_Entries from a dataset_
----

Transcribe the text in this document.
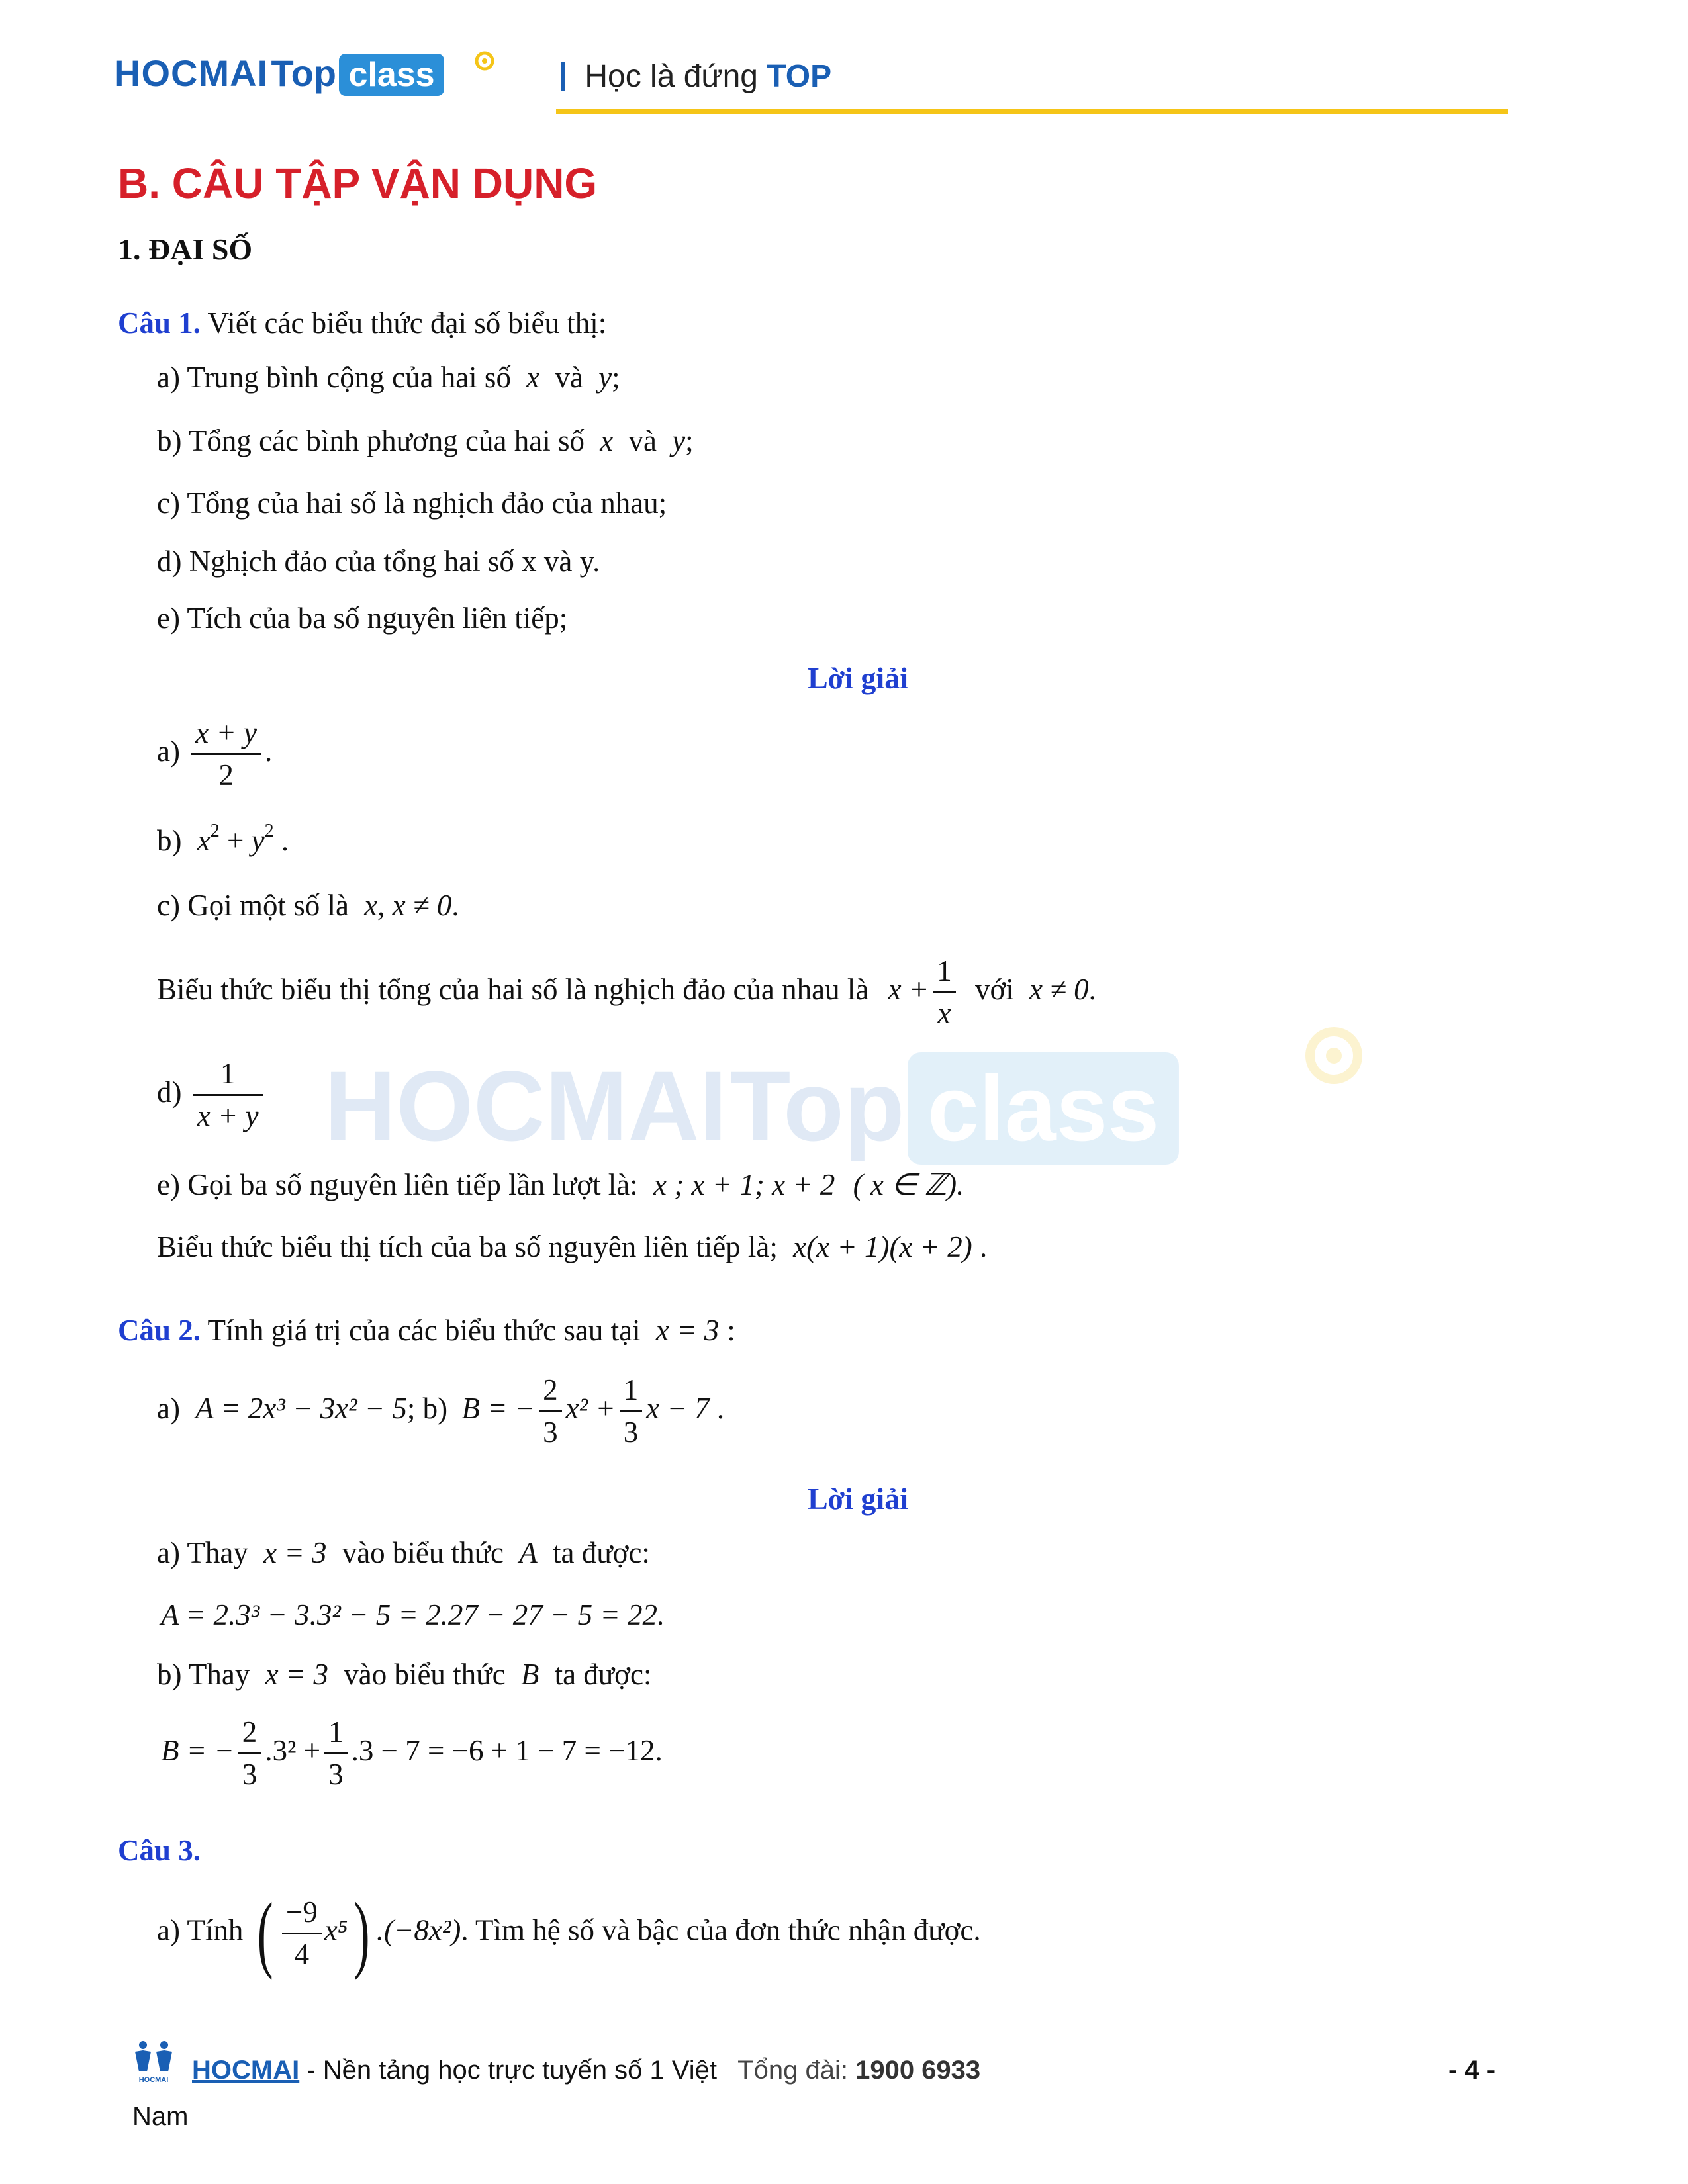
HOCMAI Top class	Học là đứng TOP
B. CÂU TẬP VẬN DỤNG
1. ĐẠI SỐ
Câu 1. Viết các biểu thức đại số biểu thị:
a) Trung bình cộng của hai số x và y;
b) Tổng các bình phương của hai số x và y;
c) Tổng của hai số là nghịch đảo của nhau;
d) Nghịch đảo của tổng hai số x và y.
e) Tích của ba số nguyên liên tiếp;
Lời giải
$a) \frac{x + y}{2}$ .
b) $x^2 + y^2$ .
c) Gọi một số là x, x ≠ 0.
Biểu thức biểu thị tổng của hai số là nghịch đảo của nhau là $x + \frac{1}{x}$ với x ≠ 0.
$d) \frac{1}{x + y}$
e) Gọi ba số nguyên liên tiếp lần lượt là: x ; x + 1; x + 2 ( x ∈ ℤ).
Biểu thức biểu thị tích của ba số nguyên liên tiếp là; x(x + 1)(x + 2) .
HOCMAI Top class
Câu 2. Tính giá trị của các biểu thức sau tại x = 3 :
a) A = 2x³ − 3x² − 5; b) B = − $\frac{2}{3} x^2 + \frac{1}{3}$ x − 7 .
Lời giải
a) Thay x = 3 vào biểu thức A ta được:
A = 2.3³ − 3.3² − 5 = 2.27 − 27 − 5 = 22.
b) Thay x = 3 vào biểu thức B ta được:
B = − $\frac{2}{3} .3^2 + \frac{1}{3} .3 - 7 = -6 + 1 - 7 = -12$.
Câu 3.
a) Tính ( $\frac{-9}{4} x^5$) .(−8x²). Tìm hệ số và bậc của đơn thức nhận được.
HOCMAI HOCMAI - Nền tảng học trực tuyến số 1 Việt Tổng đài: 1900 6933	- 4 -
Nam
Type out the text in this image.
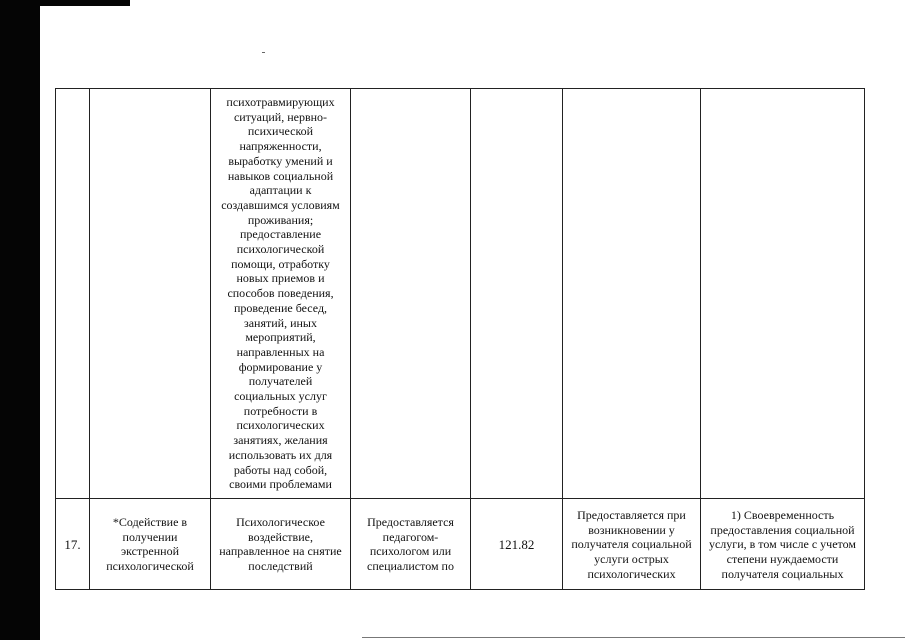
психотравмирующих
ситуаций, нервно-
психической
напряженности,
выработку умений и
навыков социальной
адаптации к
создавшимся условиям
проживания;
предоставление
психологической
помощи, отработку
новых приемов и
способов поведения,
проведение бесед,
занятий, иных
мероприятий,
направленных на
формирование у
получателей
социальных услуг
потребности в
психологических
занятиях, желания
использовать их для
работы над собой,
своими проблемами
17.
*Содействие в
получении
экстренной
психологической
Психологическое
воздействие,
направленное на снятие
последствий
Предоставляется
педагогом-
психологом или
специалистом по
121.82
Предоставляется при
возникновении у
получателя социальной
услуги острых
психологических
1) Своевременность
предоставления социальной
услуги, в том числе с учетом
степени нуждаемости
получателя социальных
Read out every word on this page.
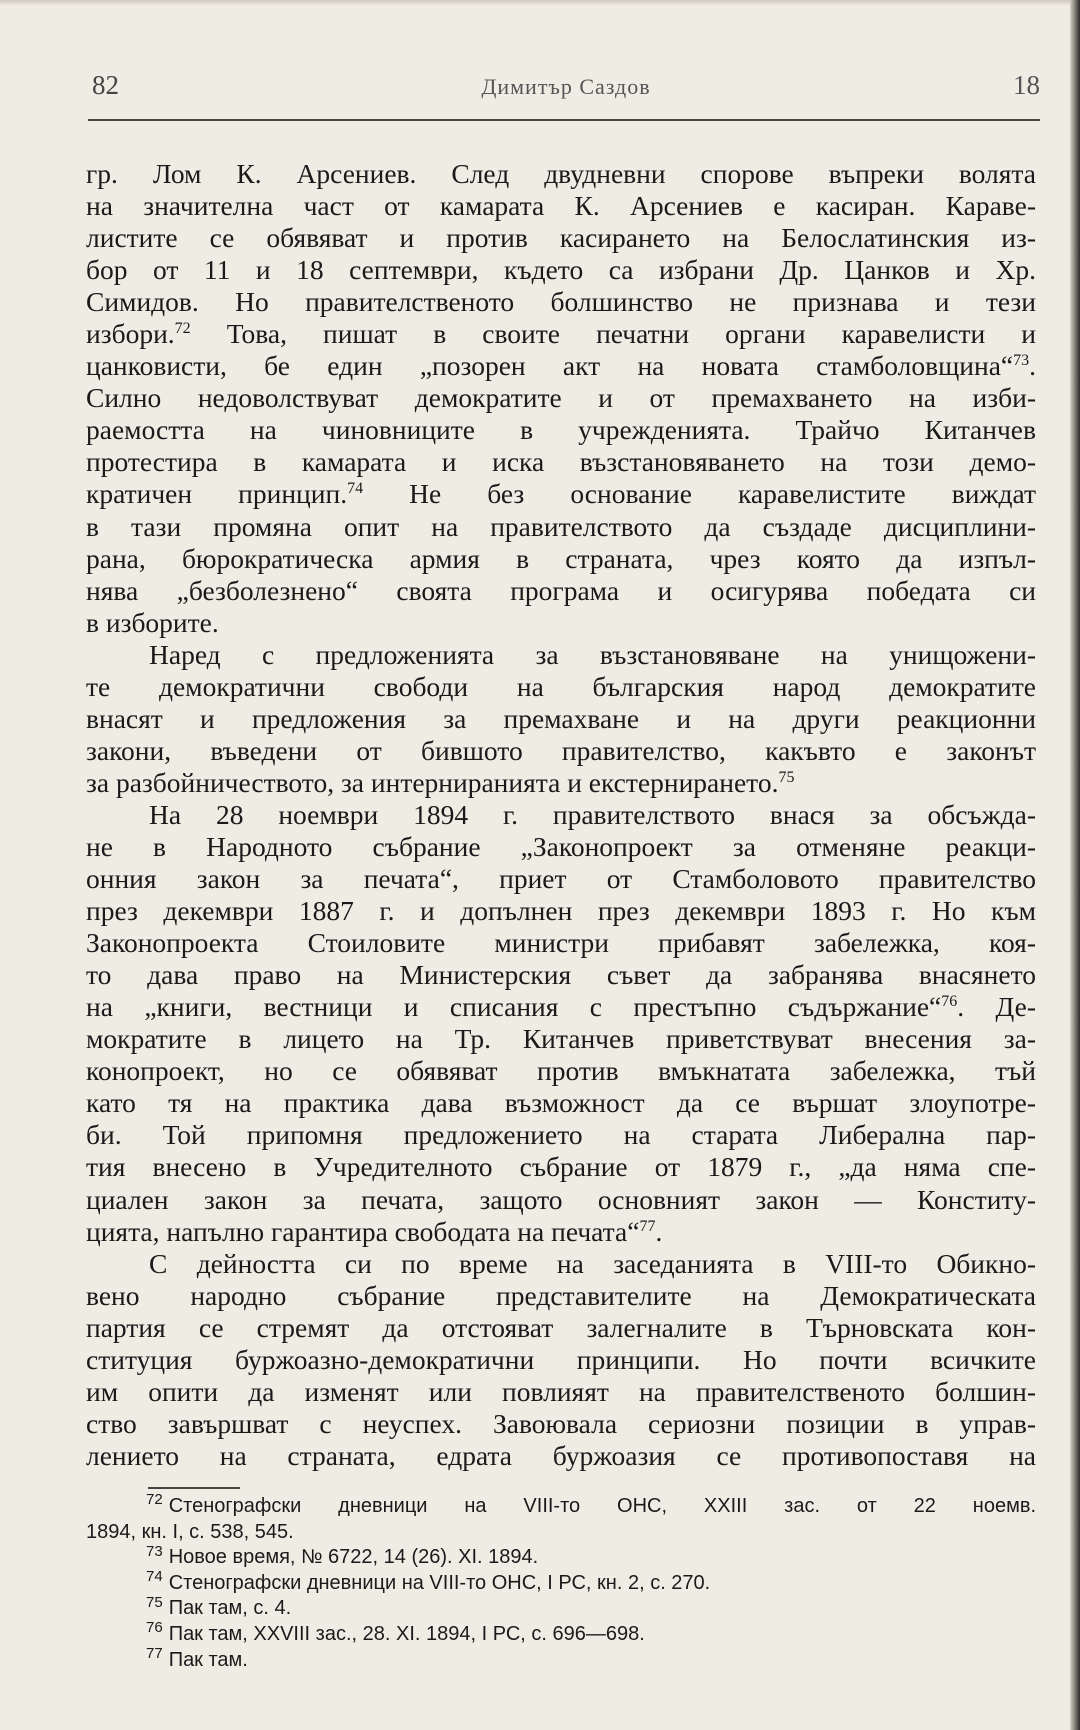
82	Димитър Саздов	18
гр. Лом К. Арсениев. След двудневни спорове въпреки волята
на значителна част от камарата К. Арсениев е касиран. Караве-
листите се обявяват и против касирането на Белослатинския из-
бор от 11 и 18 септември, където са избрани Др. Цанков и Хр.
Симидов. Но правителственото болшинство не признава и тези
избори.$^{72}$ Това, пишат в своите печатни органи каравелисти и
цанковисти, бе един „позорен акт на новата стамболовщина“$^{73}$.
Силно недоволствуват демократите и от премахването на изби-
раемостта на чиновниците в учрежденията. Трайчо Китанчев
протестира в камарата и иска възстановяването на този демо-
кратичен принцип.$^{74}$ Не без основание каравелистите виждат
в тази промяна опит на правителството да създаде дисциплини-
рана, бюрократическа армия в страната, чрез която да изпъл-
нява „безболезнено“ своята програма и осигурява победата си
в изборите.
Наред с предложенията за възстановяване на унищожени-
те демократични свободи на българския народ демократите
внасят и предложения за премахване и на други реакционни
закони, въведени от бившото правителство, какъвто е законът
за разбойничеството, за интерниранията и екстернирането.$^{75}$
На 28 ноември 1894 г. правителството внася за обсъжда-
не в Народното събрание „Законопроект за отменяне реакци-
онния закон за печата“, приет от Стамболовото правителство
през декември 1887 г. и допълнен през декември 1893 г. Но към
Законопроекта Стоиловите министри прибавят забележка, коя-
то дава право на Министерския съвет да забранява внасянето
на „книги, вестници и списания с престъпно съдържание“$^{76}$. Де-
мократите в лицето на Тр. Китанчев приветствуват внесения за-
конопроект, но се обявяват против вмъкнатата забележка, тъй
като тя на практика дава възможност да се вършат злоупотре-
би. Той припомня предложението на старата Либерална пар-
тия внесено в Учредителното събрание от 1879 г., „да няма спе-
циален закон за печата, защото основният закон — Конститу-
цията, напълно гарантира свободата на печата“$^{77}$.
С дейността си по време на заседанията в VIII-то Обикно-
вено народно събрание представителите на Демократическата
партия се стремят да отстояват залегналите в Търновската кон-
ституция буржоазно-демократични принципи. Но почти всичките
им опити да изменят или повлияят на правителственото болшин-
ство завършват с неуспех. Завоювала сериозни позиции в управ-
лението на страната, едрата буржоазия се противопоставя на
$^{72}$ Стенографски дневници на VIII-то ОНС, XXIII зас. от 22 ноемв.
1894, кн. I, с. 538, 545.
$^{73}$ Новое время, № 6722, 14 (26). XI. 1894.
$^{74}$ Стенографски дневници на VIII-то ОНС, I РС, кн. 2, с. 270.
$^{75}$ Пак там, с. 4.
$^{76}$ Пак там, XXVIII зас., 28. XI. 1894, I РС, с. 696—698.
$^{77}$ Пак там.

----

_WORK INSTRUCTIONS_
Write out every line above exactly as it is, leaving out the pictures.

_EXPECTED ANSWER_
Transcribe the text in this document.
HOCMAI Top class	Học là đứng TOP
B. CÂU TẬP VẬN DỤNG
1. ĐẠI SỐ
Câu 1. Viết các biểu thức đại số biểu thị:
a) Trung bình cộng của hai số x và y;
b) Tổng các bình phương của hai số x và y;
c) Tổng của hai số là nghịch đảo của nhau;
d) Nghịch đảo của tổng hai số x và y.
e) Tích của ba số nguyên liên tiếp;
Lời giải
$a) \frac{x + y}{2}$ .
b) $x^2 + y^2$ .
c) Gọi một số là x, x ≠ 0.
Biểu thức biểu thị tổng của hai số là nghịch đảo của nhau là $x + \frac{1}{x}$ với x ≠ 0.
$d) \frac{1}{x + y}$
e) Gọi ba số nguyên liên tiếp lần lượt là: x ; x + 1; x + 2 ( x ∈ ℤ).
Biểu thức biểu thị tích của ba số nguyên liên tiếp là; x(x + 1)(x + 2) .
HOCMAI Top class
Câu 2. Tính giá trị của các biểu thức sau tại x = 3 :
a) A = 2x³ − 3x² − 5; b) B = − $\frac{2}{3} x^2 + \frac{1}{3}$ x − 7 .
Lời giải
a) Thay x = 3 vào biểu thức A ta được:
A = 2.3³ − 3.3² − 5 = 2.27 − 27 − 5 = 22.
b) Thay x = 3 vào biểu thức B ta được:
B = − $\frac{2}{3} .3^2 + \frac{1}{3} .3 - 7 = -6 + 1 - 7 = -12$.
Câu 3.
a) Tính ( $\frac{-9}{4} x^5$) .(−8x²). Tìm hệ số và bậc của đơn thức nhận được.
HOCMAI HOCMAI - Nền tảng học trực tuyến số 1 Việt Tổng đài: 1900 6933	- 4 -
Nam
Type out the text in this image.
психотравмирующих
ситуаций, нервно-
психической
напряженности,
выработку умений и
навыков социальной
адаптации к
создавшимся условиям
проживания;
предоставление
психологической
помощи, отработку
новых приемов и
способов поведения,
проведение бесед,
занятий, иных
мероприятий,
направленных на
формирование у
получателей
социальных услуг
потребности в
психологических
занятиях, желания
использовать их для
работы над собой,
своими проблемами
17.
*Содействие в
получении
экстренной
психологической
Психологическое
воздействие,
направленное на снятие
последствий
Предоставляется
педагогом-
психологом или
специалистом по
121.82
Предоставляется при
возникновении у
получателя социальной
услуги острых
психологических
1) Своевременность
предоставления социальной
услуги, в том числе с учетом
степени нуждаемости
получателя социальных
Read out every word on this page.
82	Димитър Саздов	18
гр. Лом К. Арсениев. След двудневни спорове въпреки волята
на значителна част от камарата К. Арсениев е касиран. Караве-
листите се обявяват и против касирането на Белослатинския из-
бор от 11 и 18 септември, където са избрани Др. Цанков и Хр.
Симидов. Но правителственото болшинство не признава и тези
избори.$^{72}$ Това, пишат в своите печатни органи каравелисти и
цанковисти, бе един „позорен акт на новата стамболовщина“$^{73}$.
Силно недоволствуват демократите и от премахването на изби-
раемостта на чиновниците в учрежденията. Трайчо Китанчев
протестира в камарата и иска възстановяването на този демо-
кратичен принцип.$^{74}$ Не без основание каравелистите виждат
в тази промяна опит на правителството да създаде дисциплини-
рана, бюрократическа армия в страната, чрез която да изпъл-
нява „безболезнено“ своята програма и осигурява победата си
в изборите.
Наред с предложенията за възстановяване на унищожени-
те демократични свободи на българския народ демократите
внасят и предложения за премахване и на други реакционни
закони, въведени от бившото правителство, какъвто е законът
за разбойничеството, за интерниранията и екстернирането.$^{75}$
На 28 ноември 1894 г. правителството внася за обсъжда-
не в Народното събрание „Законопроект за отменяне реакци-
онния закон за печата“, приет от Стамболовото правителство
през декември 1887 г. и допълнен през декември 1893 г. Но към
Законопроекта Стоиловите министри прибавят забележка, коя-
то дава право на Министерския съвет да забранява внасянето
на „книги, вестници и списания с престъпно съдържание“$^{76}$. Де-
мократите в лицето на Тр. Китанчев приветствуват внесения за-
конопроект, но се обявяват против вмъкнатата забележка, тъй
като тя на практика дава възможност да се вършат злоупотре-
би. Той припомня предложението на старата Либерална пар-
тия внесено в Учредителното събрание от 1879 г., „да няма спе-
циален закон за печата, защото основният закон — Конститу-
цията, напълно гарантира свободата на печата“$^{77}$.
С дейността си по време на заседанията в VIII-то Обикно-
вено народно събрание представителите на Демократическата
партия се стремят да отстояват залегналите в Търновската кон-
ституция буржоазно-демократични принципи. Но почти всичките
им опити да изменят или повлияят на правителственото болшин-
ство завършват с неуспех. Завоювала сериозни позиции в управ-
лението на страната, едрата буржоазия се противопоставя на
$^{72}$ Стенографски дневници на VIII-то ОНС, XXIII зас. от 22 ноемв.
1894, кн. I, с. 538, 545.
$^{73}$ Новое время, № 6722, 14 (26). XI. 1894.
$^{74}$ Стенографски дневници на VIII-то ОНС, I РС, кн. 2, с. 270.
$^{75}$ Пак там, с. 4.
$^{76}$ Пак там, XXVIII зас., 28. XI. 1894, I РС, с. 696—698.
$^{77}$ Пак там.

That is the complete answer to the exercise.